**Required task**
Repeat, exactly and completely, the material that follows. Omit the pictures.

**Data shown**
——————————

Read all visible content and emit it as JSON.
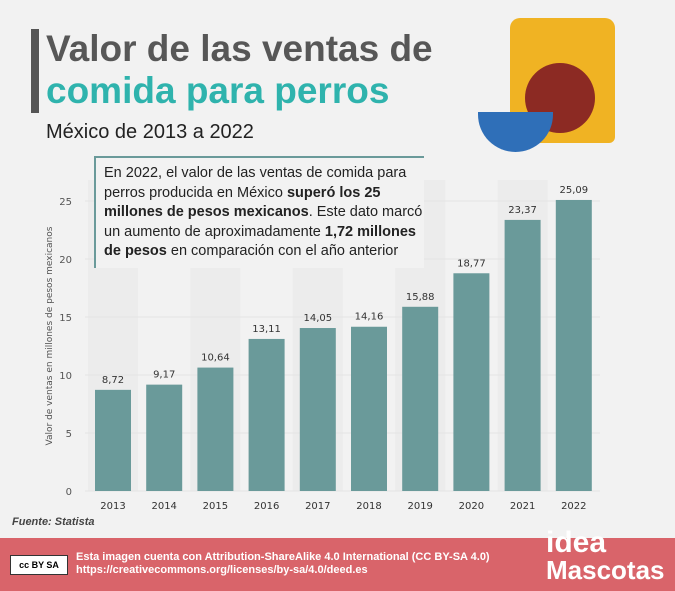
{
  "header": {
    "title_line1": "Valor de las ventas de",
    "title_line2": "comida para perros",
    "subtitle": "México de 2013 a 2022"
  },
  "note": {
    "p1": "En 2022, el valor de las ventas de comida para perros producida en México ",
    "b1": "superó los 25 millones de pesos mexicanos",
    "p2": ". Este dato marcó un aumento de aproximadamente ",
    "b2": "1,72 millones de pesos",
    "p3": " en comparación con el año anterior"
  },
  "source": "Fuente: Statista",
  "footer": {
    "license_line1": "Esta imagen cuenta con Attribution-ShareAlike 4.0 International (CC BY-SA 4.0)",
    "license_line2": "https://creativecommons.org/licenses/by-sa/4.0/deed.es",
    "cc_badge": "cc BY SA",
    "logo_line1": "idea",
    "logo_line2": "Mascotas"
  },
  "colors": {
    "bar": "#6a9a9a",
    "footer": "#d9646a",
    "accent": "#2fb3ad"
  },
  "chart_data": {
    "type": "bar",
    "categories": [
      "2013",
      "2014",
      "2015",
      "2016",
      "2017",
      "2018",
      "2019",
      "2020",
      "2021",
      "2022"
    ],
    "values": [
      8.72,
      9.17,
      10.64,
      13.11,
      14.05,
      14.16,
      15.88,
      18.77,
      23.37,
      25.09
    ],
    "labels": [
      "8,72",
      "9,17",
      "10,64",
      "13,11",
      "14,05",
      "14,16",
      "15,88",
      "18,77",
      "23,37",
      "25,09"
    ],
    "ylabel": "Valor de ventas en millones de pesos mexicanos",
    "yticks": [
      0,
      5,
      10,
      15,
      20,
      25
    ],
    "ylim": [
      0,
      25
    ]
  }
}
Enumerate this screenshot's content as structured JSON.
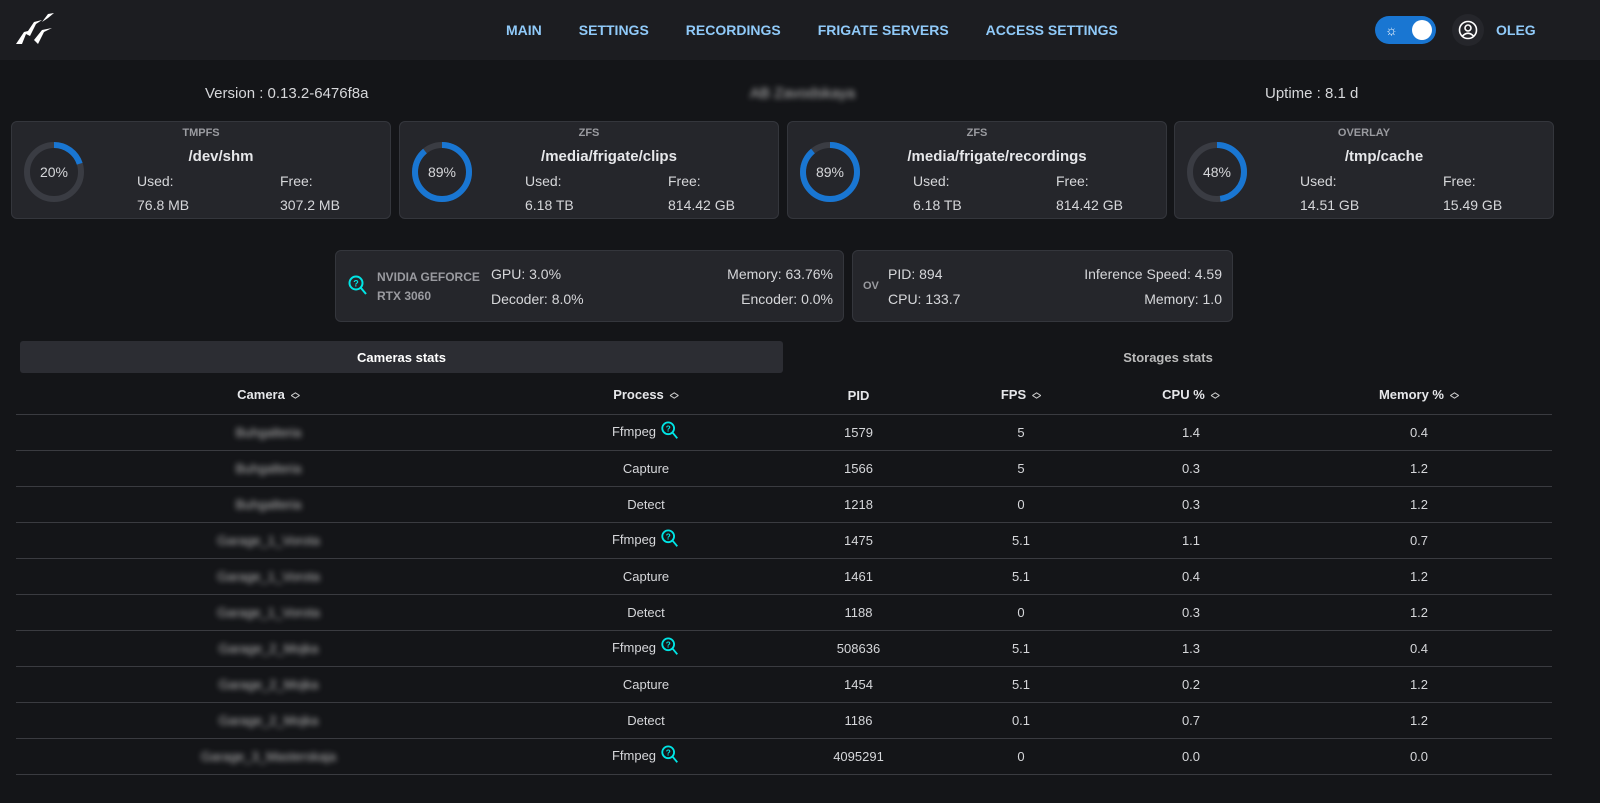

——————————

**Response**
Read all visible content and emit it as JSON.
{
  "header": {
    "title_line1": "Valor de las ventas de",
    "title_line2": "comida para perros",
    "subtitle": "México de 2013 a 2022"
  },
  "note": {
    "p1": "En 2022, el valor de las ventas de comida para perros producida en México ",
    "b1": "superó los 25 millones de pesos mexicanos",
    "p2": ". Este dato marcó un aumento de aproximadamente ",
    "b2": "1,72 millones de pesos",
    "p3": " en comparación con el año anterior"
  },
  "source": "Fuente: Statista",
  "footer": {
    "license_line1": "Esta imagen cuenta con Attribution-ShareAlike 4.0 International (CC BY-SA 4.0)",
    "license_line2": "https://creativecommons.org/licenses/by-sa/4.0/deed.es",
    "cc_badge": "cc BY SA",
    "logo_line1": "idea",
    "logo_line2": "Mascotas"
  },
  "colors": {
    "bar": "#6a9a9a",
    "footer": "#d9646a",
    "accent": "#2fb3ad"
  },
  "chart_data": {
    "type": "bar",
    "categories": [
      "2013",
      "2014",
      "2015",
      "2016",
      "2017",
      "2018",
      "2019",
      "2020",
      "2021",
      "2022"
    ],
    "values": [
      8.72,
      9.17,
      10.64,
      13.11,
      14.05,
      14.16,
      15.88,
      18.77,
      23.37,
      25.09
    ],
    "labels": [
      "8,72",
      "9,17",
      "10,64",
      "13,11",
      "14,05",
      "14,16",
      "15,88",
      "18,77",
      "23,37",
      "25,09"
    ],
    "ylabel": "Valor de ventas en millones de pesos mexicanos",
    "yticks": [
      0,
      5,
      10,
      15,
      20,
      25
    ],
    "ylim": [
      0,
      25
    ]
  }
}
Enumerate this screenshot's content as structured JSON.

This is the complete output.